◆ **Problem requirements**
Locate the word "advanced" in the entries below, then gather every line that holds it.

◆ **Information supplied**
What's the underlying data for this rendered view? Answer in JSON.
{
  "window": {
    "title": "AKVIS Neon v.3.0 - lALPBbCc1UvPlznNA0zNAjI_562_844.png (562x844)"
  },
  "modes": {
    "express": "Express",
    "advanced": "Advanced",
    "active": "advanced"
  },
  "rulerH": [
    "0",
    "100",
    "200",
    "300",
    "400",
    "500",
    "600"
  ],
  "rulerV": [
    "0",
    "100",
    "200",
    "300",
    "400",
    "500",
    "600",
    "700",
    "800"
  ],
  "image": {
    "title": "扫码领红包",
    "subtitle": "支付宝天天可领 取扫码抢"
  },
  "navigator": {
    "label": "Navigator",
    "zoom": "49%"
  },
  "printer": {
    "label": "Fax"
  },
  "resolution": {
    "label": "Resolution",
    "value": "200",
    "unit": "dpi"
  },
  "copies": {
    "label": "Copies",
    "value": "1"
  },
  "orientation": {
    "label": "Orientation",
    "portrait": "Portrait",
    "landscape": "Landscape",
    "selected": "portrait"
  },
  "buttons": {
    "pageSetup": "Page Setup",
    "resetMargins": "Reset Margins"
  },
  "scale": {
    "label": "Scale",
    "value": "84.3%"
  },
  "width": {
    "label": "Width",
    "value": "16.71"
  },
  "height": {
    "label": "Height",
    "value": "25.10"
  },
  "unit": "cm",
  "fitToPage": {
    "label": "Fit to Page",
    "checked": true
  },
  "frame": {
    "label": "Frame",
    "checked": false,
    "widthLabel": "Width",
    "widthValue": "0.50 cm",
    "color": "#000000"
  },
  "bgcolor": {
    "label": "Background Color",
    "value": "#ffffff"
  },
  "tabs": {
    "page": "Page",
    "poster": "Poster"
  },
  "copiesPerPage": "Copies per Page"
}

◆ **Solution to the exercise**
    "advanced": "Advanced",
    "active": "advanced"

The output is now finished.